Records that describe figures
--- BEGIN ---
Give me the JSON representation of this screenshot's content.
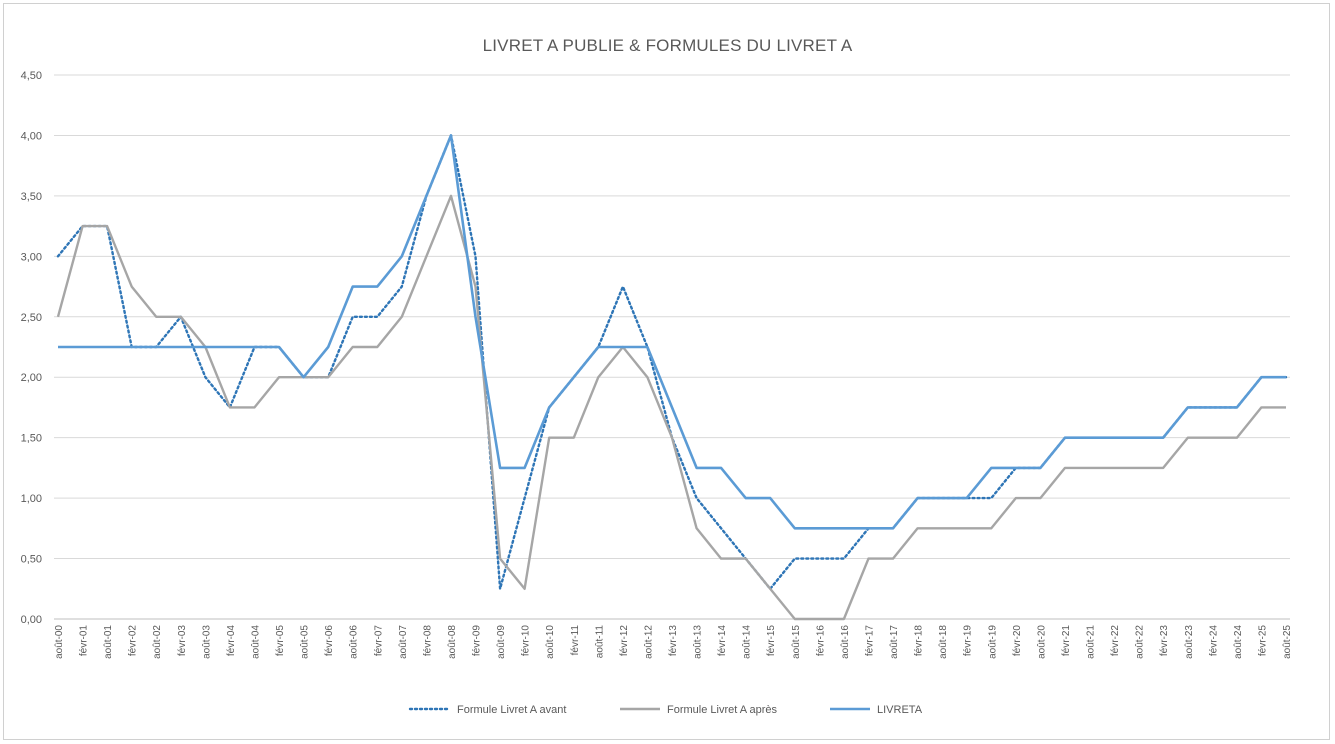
{
  "chart_data": {
    "type": "line",
    "title": "LIVRET A PUBLIE & FORMULES DU LIVRET A",
    "xlabel": "",
    "ylabel": "",
    "ylim": [
      0,
      4.5
    ],
    "y_ticks": [
      "0,00",
      "0,50",
      "1,00",
      "1,50",
      "2,00",
      "2,50",
      "3,00",
      "3,50",
      "4,00",
      "4,50"
    ],
    "grid": true,
    "legend_position": "bottom",
    "categories": [
      "août-00",
      "févr-01",
      "août-01",
      "févr-02",
      "août-02",
      "févr-03",
      "août-03",
      "févr-04",
      "août-04",
      "févr-05",
      "août-05",
      "févr-06",
      "août-06",
      "févr-07",
      "août-07",
      "févr-08",
      "août-08",
      "févr-09",
      "août-09",
      "févr-10",
      "août-10",
      "févr-11",
      "août-11",
      "févr-12",
      "août-12",
      "févr-13",
      "août-13",
      "févr-14",
      "août-14",
      "févr-15",
      "août-15",
      "févr-16",
      "août-16",
      "févr-17",
      "août-17",
      "févr-18",
      "août-18",
      "févr-19",
      "août-19",
      "févr-20",
      "août-20",
      "févr-21",
      "août-21",
      "févr-22",
      "août-22",
      "févr-23",
      "août-23",
      "févr-24",
      "août-24",
      "févr-25",
      "août-25"
    ],
    "series": [
      {
        "name": "Formule Livret A avant",
        "color": "#2e75b6",
        "style": "dotted",
        "values": [
          3.0,
          3.25,
          3.25,
          2.25,
          2.25,
          2.5,
          2.0,
          1.75,
          2.25,
          2.25,
          2.0,
          2.0,
          2.5,
          2.5,
          2.75,
          3.5,
          4.0,
          3.0,
          0.25,
          1.0,
          1.75,
          2.0,
          2.25,
          2.75,
          2.25,
          1.5,
          1.0,
          0.75,
          0.5,
          0.25,
          0.5,
          0.5,
          0.5,
          0.75,
          0.75,
          1.0,
          1.0,
          1.0,
          1.0,
          1.25,
          1.25,
          1.5,
          1.5,
          1.5,
          1.5,
          1.5,
          1.75,
          1.75,
          1.75,
          2.0,
          2.0
        ]
      },
      {
        "name": "Formule Livret A après",
        "color": "#a6a6a6",
        "style": "solid",
        "values": [
          2.5,
          3.25,
          3.25,
          2.75,
          2.5,
          2.5,
          2.25,
          1.75,
          1.75,
          2.0,
          2.0,
          2.0,
          2.25,
          2.25,
          2.5,
          3.0,
          3.5,
          2.75,
          0.5,
          0.25,
          1.5,
          1.5,
          2.0,
          2.25,
          2.0,
          1.5,
          0.75,
          0.5,
          0.5,
          0.25,
          0.0,
          0.0,
          0.0,
          0.5,
          0.5,
          0.75,
          0.75,
          0.75,
          0.75,
          1.0,
          1.0,
          1.25,
          1.25,
          1.25,
          1.25,
          1.25,
          1.5,
          1.5,
          1.5,
          1.75,
          1.75
        ]
      },
      {
        "name": "LIVRETA",
        "color": "#5b9bd5",
        "style": "solid",
        "values": [
          2.25,
          2.25,
          2.25,
          2.25,
          2.25,
          2.25,
          2.25,
          2.25,
          2.25,
          2.25,
          2.0,
          2.25,
          2.75,
          2.75,
          3.0,
          3.5,
          4.0,
          2.5,
          1.25,
          1.25,
          1.75,
          2.0,
          2.25,
          2.25,
          2.25,
          1.75,
          1.25,
          1.25,
          1.0,
          1.0,
          0.75,
          0.75,
          0.75,
          0.75,
          0.75,
          1.0,
          1.0,
          1.0,
          1.25,
          1.25,
          1.25,
          1.5,
          1.5,
          1.5,
          1.5,
          1.5,
          1.75,
          1.75,
          1.75,
          2.0,
          2.0
        ]
      }
    ]
  }
}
--- END ---
Your instructions — Leave out every picture and copy the rest of the records exactly.

Solution to this problem —
Give me the JSON representation of this screenshot's content.
{
  "chart_data": {
    "type": "line",
    "title": "LIVRET A PUBLIE & FORMULES DU LIVRET A",
    "xlabel": "",
    "ylabel": "",
    "ylim": [
      0,
      4.5
    ],
    "y_ticks": [
      "0,00",
      "0,50",
      "1,00",
      "1,50",
      "2,00",
      "2,50",
      "3,00",
      "3,50",
      "4,00",
      "4,50"
    ],
    "grid": true,
    "legend_position": "bottom",
    "categories": [
      "août-00",
      "févr-01",
      "août-01",
      "févr-02",
      "août-02",
      "févr-03",
      "août-03",
      "févr-04",
      "août-04",
      "févr-05",
      "août-05",
      "févr-06",
      "août-06",
      "févr-07",
      "août-07",
      "févr-08",
      "août-08",
      "févr-09",
      "août-09",
      "févr-10",
      "août-10",
      "févr-11",
      "août-11",
      "févr-12",
      "août-12",
      "févr-13",
      "août-13",
      "févr-14",
      "août-14",
      "févr-15",
      "août-15",
      "févr-16",
      "août-16",
      "févr-17",
      "août-17",
      "févr-18",
      "août-18",
      "févr-19",
      "août-19",
      "févr-20",
      "août-20",
      "févr-21",
      "août-21",
      "févr-22",
      "août-22",
      "févr-23",
      "août-23",
      "févr-24",
      "août-24",
      "févr-25",
      "août-25"
    ],
    "series": [
      {
        "name": "Formule Livret A avant",
        "color": "#2e75b6",
        "style": "dotted",
        "values": [
          3.0,
          3.25,
          3.25,
          2.25,
          2.25,
          2.5,
          2.0,
          1.75,
          2.25,
          2.25,
          2.0,
          2.0,
          2.5,
          2.5,
          2.75,
          3.5,
          4.0,
          3.0,
          0.25,
          1.0,
          1.75,
          2.0,
          2.25,
          2.75,
          2.25,
          1.5,
          1.0,
          0.75,
          0.5,
          0.25,
          0.5,
          0.5,
          0.5,
          0.75,
          0.75,
          1.0,
          1.0,
          1.0,
          1.0,
          1.25,
          1.25,
          1.5,
          1.5,
          1.5,
          1.5,
          1.5,
          1.75,
          1.75,
          1.75,
          2.0,
          2.0
        ]
      },
      {
        "name": "Formule Livret A après",
        "color": "#a6a6a6",
        "style": "solid",
        "values": [
          2.5,
          3.25,
          3.25,
          2.75,
          2.5,
          2.5,
          2.25,
          1.75,
          1.75,
          2.0,
          2.0,
          2.0,
          2.25,
          2.25,
          2.5,
          3.0,
          3.5,
          2.75,
          0.5,
          0.25,
          1.5,
          1.5,
          2.0,
          2.25,
          2.0,
          1.5,
          0.75,
          0.5,
          0.5,
          0.25,
          0.0,
          0.0,
          0.0,
          0.5,
          0.5,
          0.75,
          0.75,
          0.75,
          0.75,
          1.0,
          1.0,
          1.25,
          1.25,
          1.25,
          1.25,
          1.25,
          1.5,
          1.5,
          1.5,
          1.75,
          1.75
        ]
      },
      {
        "name": "LIVRETA",
        "color": "#5b9bd5",
        "style": "solid",
        "values": [
          2.25,
          2.25,
          2.25,
          2.25,
          2.25,
          2.25,
          2.25,
          2.25,
          2.25,
          2.25,
          2.0,
          2.25,
          2.75,
          2.75,
          3.0,
          3.5,
          4.0,
          2.5,
          1.25,
          1.25,
          1.75,
          2.0,
          2.25,
          2.25,
          2.25,
          1.75,
          1.25,
          1.25,
          1.0,
          1.0,
          0.75,
          0.75,
          0.75,
          0.75,
          0.75,
          1.0,
          1.0,
          1.0,
          1.25,
          1.25,
          1.25,
          1.5,
          1.5,
          1.5,
          1.5,
          1.5,
          1.75,
          1.75,
          1.75,
          2.0,
          2.0
        ]
      }
    ]
  }
}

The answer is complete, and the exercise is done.